* **Data excerpts**
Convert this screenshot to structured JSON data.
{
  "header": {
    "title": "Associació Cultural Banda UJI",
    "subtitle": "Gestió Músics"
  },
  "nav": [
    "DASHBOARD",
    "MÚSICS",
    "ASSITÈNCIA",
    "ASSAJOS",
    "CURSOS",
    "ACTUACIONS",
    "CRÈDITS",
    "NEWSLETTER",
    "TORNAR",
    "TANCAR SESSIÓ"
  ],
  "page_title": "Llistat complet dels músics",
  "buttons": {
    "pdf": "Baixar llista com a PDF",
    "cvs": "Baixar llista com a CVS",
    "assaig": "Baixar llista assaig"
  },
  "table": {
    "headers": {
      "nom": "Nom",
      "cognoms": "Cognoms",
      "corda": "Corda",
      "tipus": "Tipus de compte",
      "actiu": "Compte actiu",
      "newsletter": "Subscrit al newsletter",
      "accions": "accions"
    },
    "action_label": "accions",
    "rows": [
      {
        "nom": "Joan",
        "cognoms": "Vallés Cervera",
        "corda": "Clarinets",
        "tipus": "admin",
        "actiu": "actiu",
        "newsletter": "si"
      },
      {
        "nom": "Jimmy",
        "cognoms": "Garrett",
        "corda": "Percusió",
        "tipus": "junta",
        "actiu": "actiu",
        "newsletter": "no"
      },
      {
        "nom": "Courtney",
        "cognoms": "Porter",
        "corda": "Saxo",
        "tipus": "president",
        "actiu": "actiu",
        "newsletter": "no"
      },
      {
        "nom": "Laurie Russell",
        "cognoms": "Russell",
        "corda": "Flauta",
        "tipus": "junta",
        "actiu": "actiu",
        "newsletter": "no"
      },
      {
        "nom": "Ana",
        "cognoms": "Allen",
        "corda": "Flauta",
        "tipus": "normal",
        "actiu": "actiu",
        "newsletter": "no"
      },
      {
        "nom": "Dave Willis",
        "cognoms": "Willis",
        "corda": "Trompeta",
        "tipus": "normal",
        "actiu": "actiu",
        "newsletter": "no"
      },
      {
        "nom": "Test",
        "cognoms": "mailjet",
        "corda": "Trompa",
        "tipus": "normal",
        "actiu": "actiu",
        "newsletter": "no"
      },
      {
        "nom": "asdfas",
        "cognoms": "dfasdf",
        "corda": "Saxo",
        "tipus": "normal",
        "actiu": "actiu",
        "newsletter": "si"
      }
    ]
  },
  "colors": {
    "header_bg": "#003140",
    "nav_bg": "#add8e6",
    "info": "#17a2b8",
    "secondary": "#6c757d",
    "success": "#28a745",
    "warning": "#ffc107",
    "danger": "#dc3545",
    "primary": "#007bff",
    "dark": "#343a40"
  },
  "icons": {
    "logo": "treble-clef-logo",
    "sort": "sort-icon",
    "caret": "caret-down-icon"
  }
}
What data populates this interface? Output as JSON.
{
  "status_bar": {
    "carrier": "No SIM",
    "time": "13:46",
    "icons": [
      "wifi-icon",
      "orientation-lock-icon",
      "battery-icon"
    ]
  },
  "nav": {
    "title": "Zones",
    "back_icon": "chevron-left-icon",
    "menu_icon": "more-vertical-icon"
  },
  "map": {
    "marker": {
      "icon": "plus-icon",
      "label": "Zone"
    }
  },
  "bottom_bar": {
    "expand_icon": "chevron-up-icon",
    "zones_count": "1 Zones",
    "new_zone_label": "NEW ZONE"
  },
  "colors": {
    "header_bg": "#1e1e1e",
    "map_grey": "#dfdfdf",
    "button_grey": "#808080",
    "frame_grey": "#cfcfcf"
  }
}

* **Directions**
Copy every line of the material in which the word "JSON" occurs.

* **Exercise output**
Convert this screenshot to structured JSON data.
What data populates this interface? Output as JSON.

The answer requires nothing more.